AIM OF THE TASK: The entries below are to be repeated exactly as they stand.
#####
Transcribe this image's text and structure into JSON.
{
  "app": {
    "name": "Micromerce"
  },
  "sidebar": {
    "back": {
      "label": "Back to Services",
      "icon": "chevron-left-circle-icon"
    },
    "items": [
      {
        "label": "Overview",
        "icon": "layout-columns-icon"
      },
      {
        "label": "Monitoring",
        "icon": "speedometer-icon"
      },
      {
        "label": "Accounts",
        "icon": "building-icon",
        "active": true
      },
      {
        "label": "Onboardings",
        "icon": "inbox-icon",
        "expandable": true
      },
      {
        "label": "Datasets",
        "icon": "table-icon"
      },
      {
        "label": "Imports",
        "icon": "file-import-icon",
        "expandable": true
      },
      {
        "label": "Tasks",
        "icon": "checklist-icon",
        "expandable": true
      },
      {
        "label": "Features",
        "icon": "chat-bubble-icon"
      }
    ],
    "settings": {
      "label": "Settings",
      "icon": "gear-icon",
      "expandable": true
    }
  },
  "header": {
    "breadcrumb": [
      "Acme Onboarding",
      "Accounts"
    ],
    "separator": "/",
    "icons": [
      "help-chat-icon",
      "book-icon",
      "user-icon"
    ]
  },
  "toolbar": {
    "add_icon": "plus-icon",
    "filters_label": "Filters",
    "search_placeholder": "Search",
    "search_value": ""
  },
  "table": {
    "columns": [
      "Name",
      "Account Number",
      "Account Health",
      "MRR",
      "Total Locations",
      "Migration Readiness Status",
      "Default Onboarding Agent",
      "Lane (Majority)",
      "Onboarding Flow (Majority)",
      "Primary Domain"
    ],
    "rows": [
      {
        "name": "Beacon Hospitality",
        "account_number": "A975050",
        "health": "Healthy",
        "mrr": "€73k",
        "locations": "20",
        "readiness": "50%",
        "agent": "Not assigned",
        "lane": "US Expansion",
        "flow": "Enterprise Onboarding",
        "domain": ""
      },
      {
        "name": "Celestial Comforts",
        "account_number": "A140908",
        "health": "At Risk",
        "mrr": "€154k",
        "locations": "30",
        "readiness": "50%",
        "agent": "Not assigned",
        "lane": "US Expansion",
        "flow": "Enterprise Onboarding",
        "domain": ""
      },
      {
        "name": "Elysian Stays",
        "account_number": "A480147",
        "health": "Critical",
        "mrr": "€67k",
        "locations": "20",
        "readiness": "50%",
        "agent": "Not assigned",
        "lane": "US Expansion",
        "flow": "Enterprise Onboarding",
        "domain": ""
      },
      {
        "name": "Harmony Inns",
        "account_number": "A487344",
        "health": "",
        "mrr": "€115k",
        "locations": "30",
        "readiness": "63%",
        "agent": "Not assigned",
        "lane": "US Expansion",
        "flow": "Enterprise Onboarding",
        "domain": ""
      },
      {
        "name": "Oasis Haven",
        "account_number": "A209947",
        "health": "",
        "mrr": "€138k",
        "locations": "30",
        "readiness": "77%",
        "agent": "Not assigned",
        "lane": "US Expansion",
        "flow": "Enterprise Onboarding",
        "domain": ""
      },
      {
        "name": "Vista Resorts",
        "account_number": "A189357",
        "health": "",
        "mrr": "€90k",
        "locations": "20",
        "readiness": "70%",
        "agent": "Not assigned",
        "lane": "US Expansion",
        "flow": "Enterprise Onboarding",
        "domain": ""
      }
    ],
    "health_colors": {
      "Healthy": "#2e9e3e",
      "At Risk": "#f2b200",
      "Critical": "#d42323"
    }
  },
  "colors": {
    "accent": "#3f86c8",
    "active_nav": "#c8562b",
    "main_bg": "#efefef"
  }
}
#####
REPLY TO THE TASK:
Transcribe this image's text and structure into JSON.
{
  "app": {
    "name": "Micromerce"
  },
  "sidebar": {
    "back": {
      "label": "Back to Services",
      "icon": "chevron-left-circle-icon"
    },
    "items": [
      {
        "label": "Overview",
        "icon": "layout-columns-icon"
      },
      {
        "label": "Monitoring",
        "icon": "speedometer-icon"
      },
      {
        "label": "Accounts",
        "icon": "building-icon",
        "active": true
      },
      {
        "label": "Onboardings",
        "icon": "inbox-icon",
        "expandable": true
      },
      {
        "label": "Datasets",
        "icon": "table-icon"
      },
      {
        "label": "Imports",
        "icon": "file-import-icon",
        "expandable": true
      },
      {
        "label": "Tasks",
        "icon": "checklist-icon",
        "expandable": true
      },
      {
        "label": "Features",
        "icon": "chat-bubble-icon"
      }
    ],
    "settings": {
      "label": "Settings",
      "icon": "gear-icon",
      "expandable": true
    }
  },
  "header": {
    "breadcrumb": [
      "Acme Onboarding",
      "Accounts"
    ],
    "separator": "/",
    "icons": [
      "help-chat-icon",
      "book-icon",
      "user-icon"
    ]
  },
  "toolbar": {
    "add_icon": "plus-icon",
    "filters_label": "Filters",
    "search_placeholder": "Search",
    "search_value": ""
  },
  "table": {
    "columns": [
      "Name",
      "Account Number",
      "Account Health",
      "MRR",
      "Total Locations",
      "Migration Readiness Status",
      "Default Onboarding Agent",
      "Lane (Majority)",
      "Onboarding Flow (Majority)",
      "Primary Domain"
    ],
    "rows": [
      {
        "name": "Beacon Hospitality",
        "account_number": "A975050",
        "health": "Healthy",
        "mrr": "€73k",
        "locations": "20",
        "readiness": "50%",
        "agent": "Not assigned",
        "lane": "US Expansion",
        "flow": "Enterprise Onboarding",
        "domain": ""
      },
      {
        "name": "Celestial Comforts",
        "account_number": "A140908",
        "health": "At Risk",
        "mrr": "€154k",
        "locations": "30",
        "readiness": "50%",
        "agent": "Not assigned",
        "lane": "US Expansion",
        "flow": "Enterprise Onboarding",
        "domain": ""
      },
      {
        "name": "Elysian Stays",
        "account_number": "A480147",
        "health": "Critical",
        "mrr": "€67k",
        "locations": "20",
        "readiness": "50%",
        "agent": "Not assigned",
        "lane": "US Expansion",
        "flow": "Enterprise Onboarding",
        "domain": ""
      },
      {
        "name": "Harmony Inns",
        "account_number": "A487344",
        "health": "",
        "mrr": "€115k",
        "locations": "30",
        "readiness": "63%",
        "agent": "Not assigned",
        "lane": "US Expansion",
        "flow": "Enterprise Onboarding",
        "domain": ""
      },
      {
        "name": "Oasis Haven",
        "account_number": "A209947",
        "health": "",
        "mrr": "€138k",
        "locations": "30",
        "readiness": "77%",
        "agent": "Not assigned",
        "lane": "US Expansion",
        "flow": "Enterprise Onboarding",
        "domain": ""
      },
      {
        "name": "Vista Resorts",
        "account_number": "A189357",
        "health": "",
        "mrr": "€90k",
        "locations": "20",
        "readiness": "70%",
        "agent": "Not assigned",
        "lane": "US Expansion",
        "flow": "Enterprise Onboarding",
        "domain": ""
      }
    ],
    "health_colors": {
      "Healthy": "#2e9e3e",
      "At Risk": "#f2b200",
      "Critical": "#d42323"
    }
  },
  "colors": {
    "accent": "#3f86c8",
    "active_nav": "#c8562b",
    "main_bg": "#efefef"
  }
}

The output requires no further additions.